## USING THE INFORMATION
1) Rewrite everything in the pipeline article from "Iowa Remains Last" down to "about the pipeline.", switching "spokeswoman" to "representative".
2) Resume the article about the Dakota Access Pipeline in Iowa where it ends, and write what comes next.

## SOURCE DOCUMENT

Iowa Remains Last Holdout On Bakken Pipeline

Dallas, TX — Officials with the Dakota Access Pipeline are working to secure the needed easements in preparation for construction of the 11-hundred-plus-mile crude oil pipeline — part of which is planned to cut through portions of Lyon, Sioux, and O’Brien counties.

file photo
file photo

State leaders in North Dakota, South Dakota and Illinois have signed on, but Dakota Access is still waiting on Iowa to give its formal okay. Vicki Granado, spokeswoman for Dakota Access, says it’s all still pending in Iowa.

She says the hearings in Iowa have helped clear up a lot of misconceptions about the pipeline.

Granado says after the pipeline is built, the land returns to its former purpose.

That’s because the company will need access to the pipeline for routine operation and maintenance. During construction, Granado says Dakota Access will pay substantial state sales taxes to all four states, in addition to property taxes once the pipeline is in service. She says the company will employ up to 4,000 construction workers per state to build the 1,168 miles of 30-inch pipeline.

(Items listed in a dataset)
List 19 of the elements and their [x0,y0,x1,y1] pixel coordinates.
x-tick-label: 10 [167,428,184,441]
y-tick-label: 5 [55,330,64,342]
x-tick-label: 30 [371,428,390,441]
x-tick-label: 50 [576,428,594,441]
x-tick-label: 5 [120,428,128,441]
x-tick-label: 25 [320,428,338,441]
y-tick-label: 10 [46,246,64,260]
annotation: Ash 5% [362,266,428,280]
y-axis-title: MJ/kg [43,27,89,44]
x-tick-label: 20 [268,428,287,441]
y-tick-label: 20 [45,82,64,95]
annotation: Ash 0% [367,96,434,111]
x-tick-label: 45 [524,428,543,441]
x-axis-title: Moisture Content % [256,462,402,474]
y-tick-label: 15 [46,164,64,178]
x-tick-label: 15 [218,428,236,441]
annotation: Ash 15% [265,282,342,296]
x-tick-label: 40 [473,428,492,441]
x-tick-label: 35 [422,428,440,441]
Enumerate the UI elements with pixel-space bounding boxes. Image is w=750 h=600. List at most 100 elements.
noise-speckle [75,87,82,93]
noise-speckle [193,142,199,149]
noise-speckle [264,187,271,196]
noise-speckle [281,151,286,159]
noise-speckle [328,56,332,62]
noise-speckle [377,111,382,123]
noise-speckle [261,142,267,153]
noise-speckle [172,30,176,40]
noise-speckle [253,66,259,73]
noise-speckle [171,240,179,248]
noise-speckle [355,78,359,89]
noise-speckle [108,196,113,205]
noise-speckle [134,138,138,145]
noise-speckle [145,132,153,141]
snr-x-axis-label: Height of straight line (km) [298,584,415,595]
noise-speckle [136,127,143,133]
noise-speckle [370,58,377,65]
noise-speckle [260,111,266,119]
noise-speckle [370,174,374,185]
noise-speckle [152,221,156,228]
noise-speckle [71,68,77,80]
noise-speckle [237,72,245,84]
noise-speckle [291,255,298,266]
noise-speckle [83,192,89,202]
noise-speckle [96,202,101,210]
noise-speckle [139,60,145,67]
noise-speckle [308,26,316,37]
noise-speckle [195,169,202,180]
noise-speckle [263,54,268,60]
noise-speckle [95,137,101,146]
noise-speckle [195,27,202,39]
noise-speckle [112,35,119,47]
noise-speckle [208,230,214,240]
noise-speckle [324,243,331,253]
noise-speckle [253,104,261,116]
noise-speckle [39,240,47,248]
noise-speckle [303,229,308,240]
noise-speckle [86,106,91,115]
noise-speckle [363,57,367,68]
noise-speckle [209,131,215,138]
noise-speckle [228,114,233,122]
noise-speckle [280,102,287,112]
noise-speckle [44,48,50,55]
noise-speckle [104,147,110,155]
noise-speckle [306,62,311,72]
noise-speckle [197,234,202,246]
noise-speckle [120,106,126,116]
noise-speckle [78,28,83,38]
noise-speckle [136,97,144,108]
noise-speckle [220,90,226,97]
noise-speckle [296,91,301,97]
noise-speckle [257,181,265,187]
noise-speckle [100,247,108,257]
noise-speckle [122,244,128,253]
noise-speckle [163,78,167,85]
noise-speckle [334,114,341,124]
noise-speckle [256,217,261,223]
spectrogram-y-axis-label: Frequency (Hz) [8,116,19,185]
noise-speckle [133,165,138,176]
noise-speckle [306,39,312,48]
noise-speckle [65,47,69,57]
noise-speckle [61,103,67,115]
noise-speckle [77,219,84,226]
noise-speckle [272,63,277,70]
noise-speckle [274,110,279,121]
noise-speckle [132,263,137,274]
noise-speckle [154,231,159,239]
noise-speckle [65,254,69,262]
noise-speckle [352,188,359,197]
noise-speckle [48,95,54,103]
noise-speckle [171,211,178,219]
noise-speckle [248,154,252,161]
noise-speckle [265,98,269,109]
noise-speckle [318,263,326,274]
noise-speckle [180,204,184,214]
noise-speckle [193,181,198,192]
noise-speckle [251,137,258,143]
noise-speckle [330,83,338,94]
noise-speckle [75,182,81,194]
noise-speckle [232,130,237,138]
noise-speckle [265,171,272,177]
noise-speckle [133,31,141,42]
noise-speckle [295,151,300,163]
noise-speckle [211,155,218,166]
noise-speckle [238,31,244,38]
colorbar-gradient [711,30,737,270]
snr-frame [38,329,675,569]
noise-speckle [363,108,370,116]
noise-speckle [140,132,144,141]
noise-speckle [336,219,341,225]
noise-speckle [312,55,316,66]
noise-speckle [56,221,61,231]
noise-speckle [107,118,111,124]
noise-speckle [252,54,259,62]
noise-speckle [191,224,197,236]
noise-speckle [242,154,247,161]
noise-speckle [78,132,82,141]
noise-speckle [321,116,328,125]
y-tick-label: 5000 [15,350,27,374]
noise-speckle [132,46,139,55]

## RESPONSES FOR EACH TASK
1)
Iowa Remains Last Holdout On Bakken Pipeline

Dallas, TX — Officials with the Dakota Access Pipeline are working to secure the needed easements in preparation for construction of the 11-hundred-plus-mile crude oil pipeline — part of which is planned to cut through portions of Lyon, Sioux, and O’Brien counties.

file photo
file photo

State leaders in North Dakota, South Dakota and Illinois have signed on, but Dakota Access is still waiting on Iowa to give its formal okay. Vicki Granado, representative for Dakota Access, says it’s all still pending in Iowa.

She says the hearings in Iowa have helped clear up a lot of misconceptions about the pipeline.

2)
Dakota Access has signed voluntary easement agreements with landowners representing more than 85 percent of the properties along the four-state route. Currently, 89 percent of the properties in North Dakota, 92 percent in South Dakota, 78 percent in Iowa and 87 percent in Illinois have been signed. Project representatives will continue easement negotiations with landowners during the coming months.

The Dakota Access Pipeline is a $3.78 billion infrastructure project that will transport approximately 450,000 barrels per day, with a capacity as high as 570,000 barrels per day, of domestically produced light sweet crude oil from the Bakken and Three Forks production areas in North Dakota to Patoka, Illinois, where shippers will be able to access multiple markets including Midwest, East Coast and Gulf Coast regions.